Exercise prompt →
Check every line of the data below for the string "JSON", and copy the ones that hold it.

Entries from a visual dataset →
— start —

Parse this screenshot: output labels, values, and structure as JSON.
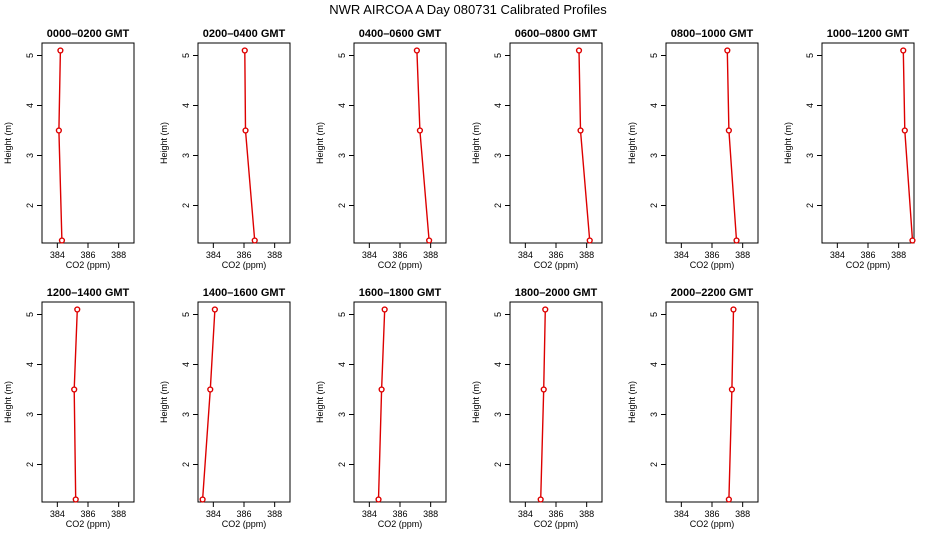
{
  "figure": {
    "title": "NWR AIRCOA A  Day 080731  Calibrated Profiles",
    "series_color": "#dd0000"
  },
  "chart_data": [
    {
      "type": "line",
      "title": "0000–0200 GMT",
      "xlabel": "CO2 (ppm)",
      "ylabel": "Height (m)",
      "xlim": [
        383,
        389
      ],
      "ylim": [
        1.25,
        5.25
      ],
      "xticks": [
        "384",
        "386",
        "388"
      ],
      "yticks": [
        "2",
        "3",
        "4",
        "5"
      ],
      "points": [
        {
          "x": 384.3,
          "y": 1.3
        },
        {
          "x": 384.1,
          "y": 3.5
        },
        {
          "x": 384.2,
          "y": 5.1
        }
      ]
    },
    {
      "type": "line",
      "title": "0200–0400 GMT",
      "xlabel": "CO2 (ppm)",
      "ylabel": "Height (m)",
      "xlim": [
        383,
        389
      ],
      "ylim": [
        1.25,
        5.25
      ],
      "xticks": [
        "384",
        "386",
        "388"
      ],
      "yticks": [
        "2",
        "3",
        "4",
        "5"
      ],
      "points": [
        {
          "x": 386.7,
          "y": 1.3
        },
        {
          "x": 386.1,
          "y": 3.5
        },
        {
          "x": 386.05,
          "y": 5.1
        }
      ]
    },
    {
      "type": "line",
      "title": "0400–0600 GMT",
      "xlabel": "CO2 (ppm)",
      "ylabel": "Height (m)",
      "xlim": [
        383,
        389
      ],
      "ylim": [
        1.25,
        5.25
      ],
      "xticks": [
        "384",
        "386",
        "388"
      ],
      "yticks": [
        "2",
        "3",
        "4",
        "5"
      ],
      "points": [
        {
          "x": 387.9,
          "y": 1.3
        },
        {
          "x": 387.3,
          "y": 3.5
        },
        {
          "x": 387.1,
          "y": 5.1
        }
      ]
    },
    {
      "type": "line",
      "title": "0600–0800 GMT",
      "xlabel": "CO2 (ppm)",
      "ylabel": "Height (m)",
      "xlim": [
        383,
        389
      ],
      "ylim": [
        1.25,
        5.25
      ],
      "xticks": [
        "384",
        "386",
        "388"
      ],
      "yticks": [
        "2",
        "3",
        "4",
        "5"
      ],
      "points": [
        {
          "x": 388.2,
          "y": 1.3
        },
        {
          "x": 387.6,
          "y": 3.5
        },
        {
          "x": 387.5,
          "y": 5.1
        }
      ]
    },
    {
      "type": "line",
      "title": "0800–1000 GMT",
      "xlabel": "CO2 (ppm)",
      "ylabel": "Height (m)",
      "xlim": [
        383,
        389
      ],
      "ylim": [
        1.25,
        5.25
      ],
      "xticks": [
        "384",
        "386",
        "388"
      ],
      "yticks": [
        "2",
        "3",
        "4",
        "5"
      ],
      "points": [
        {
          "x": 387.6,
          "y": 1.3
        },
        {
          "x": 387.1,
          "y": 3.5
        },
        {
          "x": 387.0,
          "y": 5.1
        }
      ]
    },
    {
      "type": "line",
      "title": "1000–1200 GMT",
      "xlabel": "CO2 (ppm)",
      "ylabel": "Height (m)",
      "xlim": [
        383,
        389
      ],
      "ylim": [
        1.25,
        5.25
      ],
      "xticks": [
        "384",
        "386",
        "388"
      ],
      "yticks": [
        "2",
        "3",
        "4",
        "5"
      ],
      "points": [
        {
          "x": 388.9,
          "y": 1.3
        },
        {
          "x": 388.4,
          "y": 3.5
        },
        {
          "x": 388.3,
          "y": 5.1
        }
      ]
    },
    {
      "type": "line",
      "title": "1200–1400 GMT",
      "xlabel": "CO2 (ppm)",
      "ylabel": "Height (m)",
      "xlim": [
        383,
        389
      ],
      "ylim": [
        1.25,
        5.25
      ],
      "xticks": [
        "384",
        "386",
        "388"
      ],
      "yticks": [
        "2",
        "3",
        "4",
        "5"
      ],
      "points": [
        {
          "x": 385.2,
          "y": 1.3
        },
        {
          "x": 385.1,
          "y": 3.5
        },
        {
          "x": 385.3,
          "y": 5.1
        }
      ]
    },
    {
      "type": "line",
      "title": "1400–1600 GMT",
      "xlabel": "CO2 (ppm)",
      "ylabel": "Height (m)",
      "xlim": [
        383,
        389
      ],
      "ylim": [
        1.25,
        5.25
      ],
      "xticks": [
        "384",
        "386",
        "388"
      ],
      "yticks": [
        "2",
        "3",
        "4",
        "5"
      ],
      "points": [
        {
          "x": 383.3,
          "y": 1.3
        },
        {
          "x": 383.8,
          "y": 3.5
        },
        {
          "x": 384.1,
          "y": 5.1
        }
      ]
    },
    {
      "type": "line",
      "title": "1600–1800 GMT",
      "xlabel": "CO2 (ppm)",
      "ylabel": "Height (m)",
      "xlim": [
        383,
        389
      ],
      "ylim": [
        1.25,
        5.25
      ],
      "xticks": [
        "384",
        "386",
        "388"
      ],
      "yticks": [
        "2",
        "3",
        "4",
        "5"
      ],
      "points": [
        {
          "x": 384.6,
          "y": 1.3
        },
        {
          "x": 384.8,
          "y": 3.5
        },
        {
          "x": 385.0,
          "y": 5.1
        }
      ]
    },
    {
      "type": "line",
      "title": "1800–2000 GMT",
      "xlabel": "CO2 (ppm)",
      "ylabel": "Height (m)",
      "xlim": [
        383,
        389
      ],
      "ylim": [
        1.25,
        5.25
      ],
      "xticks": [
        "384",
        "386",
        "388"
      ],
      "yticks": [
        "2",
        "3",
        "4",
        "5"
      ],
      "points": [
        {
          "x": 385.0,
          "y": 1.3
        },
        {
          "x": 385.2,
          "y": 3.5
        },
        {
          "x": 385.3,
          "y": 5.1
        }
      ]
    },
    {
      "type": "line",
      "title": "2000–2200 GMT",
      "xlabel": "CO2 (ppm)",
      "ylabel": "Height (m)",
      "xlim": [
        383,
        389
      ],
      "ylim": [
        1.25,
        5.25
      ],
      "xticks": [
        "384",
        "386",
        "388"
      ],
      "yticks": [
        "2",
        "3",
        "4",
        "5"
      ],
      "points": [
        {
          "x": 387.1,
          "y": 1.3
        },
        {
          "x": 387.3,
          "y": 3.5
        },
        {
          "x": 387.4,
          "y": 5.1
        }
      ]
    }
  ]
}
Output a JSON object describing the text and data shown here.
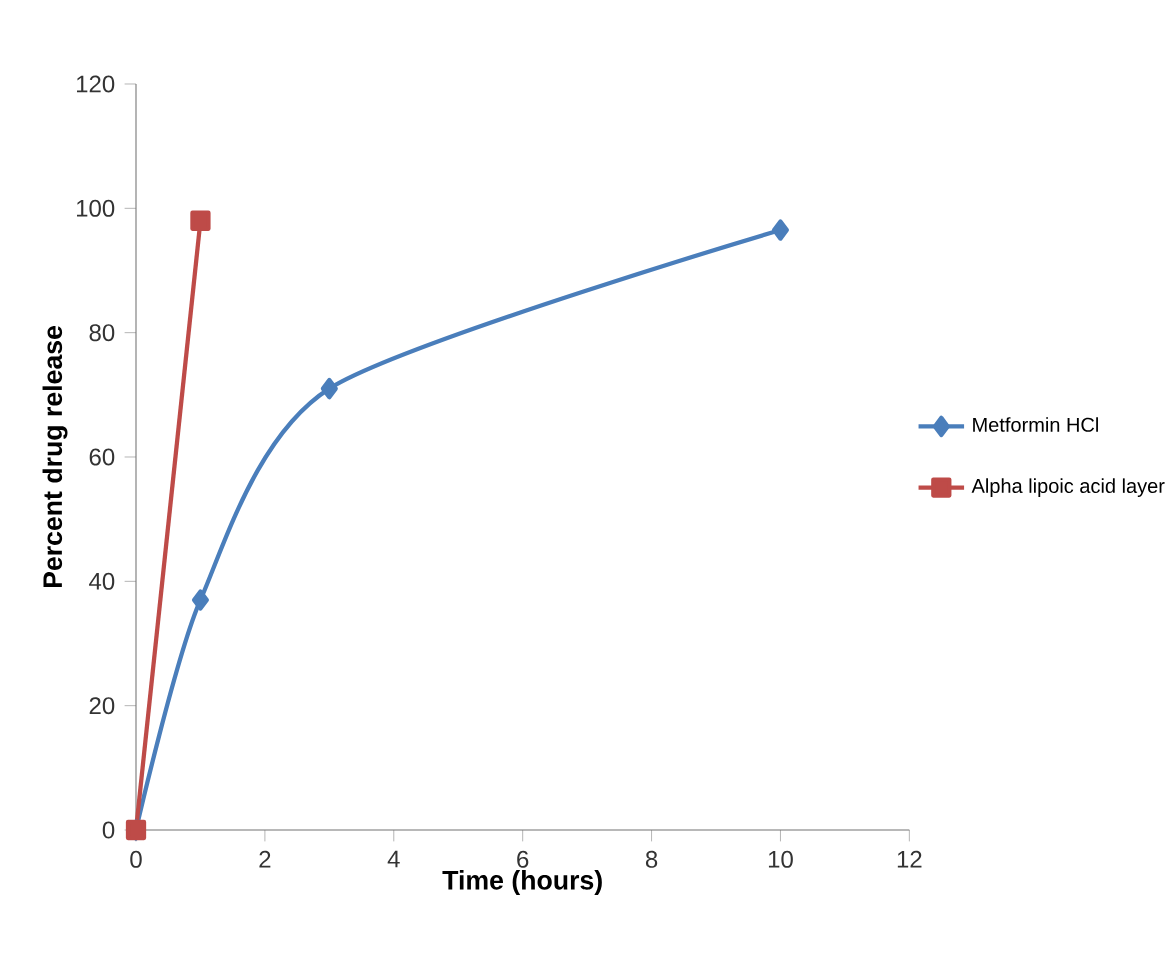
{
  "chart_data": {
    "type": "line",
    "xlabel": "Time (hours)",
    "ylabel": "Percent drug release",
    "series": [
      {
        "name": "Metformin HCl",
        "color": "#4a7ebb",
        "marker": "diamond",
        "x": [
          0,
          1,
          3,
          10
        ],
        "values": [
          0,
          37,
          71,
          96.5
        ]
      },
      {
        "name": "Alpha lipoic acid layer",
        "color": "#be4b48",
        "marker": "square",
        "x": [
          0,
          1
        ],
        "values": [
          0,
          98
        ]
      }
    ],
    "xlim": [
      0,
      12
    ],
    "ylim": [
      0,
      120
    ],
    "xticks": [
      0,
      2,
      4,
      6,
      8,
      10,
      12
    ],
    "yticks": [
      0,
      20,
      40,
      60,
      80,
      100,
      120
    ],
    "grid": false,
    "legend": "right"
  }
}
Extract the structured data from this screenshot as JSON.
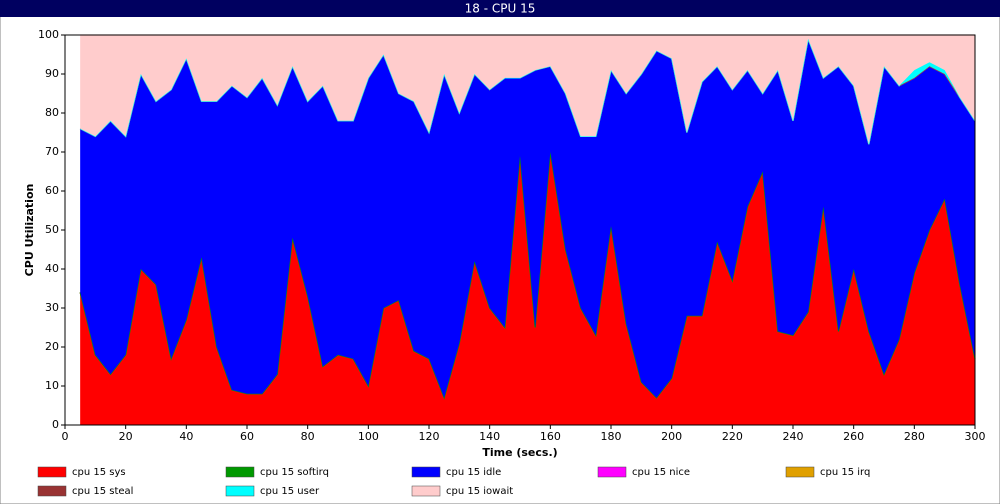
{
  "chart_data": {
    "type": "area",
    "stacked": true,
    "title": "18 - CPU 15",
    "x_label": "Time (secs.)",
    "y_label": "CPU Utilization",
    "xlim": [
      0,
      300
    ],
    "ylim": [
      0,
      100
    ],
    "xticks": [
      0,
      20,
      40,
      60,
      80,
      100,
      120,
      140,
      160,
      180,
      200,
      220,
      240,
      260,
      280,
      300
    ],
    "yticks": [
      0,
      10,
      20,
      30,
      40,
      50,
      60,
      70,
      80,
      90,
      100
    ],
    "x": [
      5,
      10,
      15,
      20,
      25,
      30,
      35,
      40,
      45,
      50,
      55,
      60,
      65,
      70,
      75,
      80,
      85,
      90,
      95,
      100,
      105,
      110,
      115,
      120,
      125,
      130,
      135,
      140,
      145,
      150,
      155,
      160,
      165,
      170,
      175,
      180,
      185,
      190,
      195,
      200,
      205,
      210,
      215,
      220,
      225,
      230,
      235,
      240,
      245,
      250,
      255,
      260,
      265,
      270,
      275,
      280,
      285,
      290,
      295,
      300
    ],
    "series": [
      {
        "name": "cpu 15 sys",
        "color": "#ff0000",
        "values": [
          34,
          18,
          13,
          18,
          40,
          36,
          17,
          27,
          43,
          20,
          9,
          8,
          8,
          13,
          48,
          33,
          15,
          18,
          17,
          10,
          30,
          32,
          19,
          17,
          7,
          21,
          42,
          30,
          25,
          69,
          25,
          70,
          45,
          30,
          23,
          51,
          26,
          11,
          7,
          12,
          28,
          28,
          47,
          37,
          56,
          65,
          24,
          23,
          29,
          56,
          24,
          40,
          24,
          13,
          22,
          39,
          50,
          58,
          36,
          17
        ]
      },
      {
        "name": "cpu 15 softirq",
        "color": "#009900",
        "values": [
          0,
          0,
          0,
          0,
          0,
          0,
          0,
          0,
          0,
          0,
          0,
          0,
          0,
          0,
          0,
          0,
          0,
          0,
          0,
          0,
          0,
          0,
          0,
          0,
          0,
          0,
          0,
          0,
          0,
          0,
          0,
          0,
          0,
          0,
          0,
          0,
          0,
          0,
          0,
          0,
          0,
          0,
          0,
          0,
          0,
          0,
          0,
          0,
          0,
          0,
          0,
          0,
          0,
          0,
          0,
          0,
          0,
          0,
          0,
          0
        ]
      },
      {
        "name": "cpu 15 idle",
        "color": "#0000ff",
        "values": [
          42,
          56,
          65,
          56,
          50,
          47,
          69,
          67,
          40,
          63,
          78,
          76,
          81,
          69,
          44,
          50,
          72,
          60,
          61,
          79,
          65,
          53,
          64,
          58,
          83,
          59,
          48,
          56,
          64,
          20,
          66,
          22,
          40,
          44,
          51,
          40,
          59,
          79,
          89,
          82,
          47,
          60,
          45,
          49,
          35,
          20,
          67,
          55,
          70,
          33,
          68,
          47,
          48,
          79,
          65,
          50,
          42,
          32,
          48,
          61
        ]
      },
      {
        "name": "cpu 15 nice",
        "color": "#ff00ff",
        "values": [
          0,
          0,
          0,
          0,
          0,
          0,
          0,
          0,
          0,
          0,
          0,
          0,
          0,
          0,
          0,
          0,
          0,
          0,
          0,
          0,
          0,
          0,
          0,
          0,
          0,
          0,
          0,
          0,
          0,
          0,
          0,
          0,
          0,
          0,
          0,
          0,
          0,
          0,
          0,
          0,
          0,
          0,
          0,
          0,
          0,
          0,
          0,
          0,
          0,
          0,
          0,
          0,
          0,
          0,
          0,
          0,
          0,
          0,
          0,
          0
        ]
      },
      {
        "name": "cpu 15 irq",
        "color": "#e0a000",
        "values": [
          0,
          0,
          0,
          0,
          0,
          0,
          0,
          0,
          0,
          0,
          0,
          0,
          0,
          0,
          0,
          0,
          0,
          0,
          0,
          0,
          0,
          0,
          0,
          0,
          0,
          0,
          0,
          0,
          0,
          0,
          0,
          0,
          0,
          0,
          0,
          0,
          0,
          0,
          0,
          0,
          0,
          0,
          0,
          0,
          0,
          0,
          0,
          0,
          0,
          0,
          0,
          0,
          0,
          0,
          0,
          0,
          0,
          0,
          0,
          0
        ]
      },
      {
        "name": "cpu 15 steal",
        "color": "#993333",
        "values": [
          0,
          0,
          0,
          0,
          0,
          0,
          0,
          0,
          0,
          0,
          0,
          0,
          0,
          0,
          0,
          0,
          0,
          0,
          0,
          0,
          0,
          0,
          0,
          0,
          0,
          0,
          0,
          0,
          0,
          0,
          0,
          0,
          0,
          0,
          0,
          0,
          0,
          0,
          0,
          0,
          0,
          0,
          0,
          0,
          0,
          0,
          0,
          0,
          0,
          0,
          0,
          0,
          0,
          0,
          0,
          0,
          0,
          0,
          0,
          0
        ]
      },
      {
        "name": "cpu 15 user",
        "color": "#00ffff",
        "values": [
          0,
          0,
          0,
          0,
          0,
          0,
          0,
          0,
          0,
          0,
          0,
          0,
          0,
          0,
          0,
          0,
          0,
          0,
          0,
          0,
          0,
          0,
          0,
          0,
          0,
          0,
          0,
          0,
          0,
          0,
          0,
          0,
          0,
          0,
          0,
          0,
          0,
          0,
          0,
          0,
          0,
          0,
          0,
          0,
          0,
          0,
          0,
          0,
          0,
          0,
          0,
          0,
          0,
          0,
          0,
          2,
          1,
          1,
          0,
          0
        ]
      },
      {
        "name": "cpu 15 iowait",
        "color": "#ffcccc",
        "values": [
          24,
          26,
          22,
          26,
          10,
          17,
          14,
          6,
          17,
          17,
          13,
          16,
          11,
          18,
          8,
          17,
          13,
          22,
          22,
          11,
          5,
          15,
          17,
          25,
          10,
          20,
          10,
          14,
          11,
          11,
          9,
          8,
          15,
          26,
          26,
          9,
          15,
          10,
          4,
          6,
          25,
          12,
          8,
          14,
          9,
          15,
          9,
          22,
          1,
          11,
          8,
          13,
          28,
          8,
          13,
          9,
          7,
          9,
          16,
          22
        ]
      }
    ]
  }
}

— end —

Answer to the exercise →
Parse this screenshot: output labels, values, and structure as JSON.
Output a JSON object describing the text and data shown here.
Extract the structured data from this screenshot as JSON.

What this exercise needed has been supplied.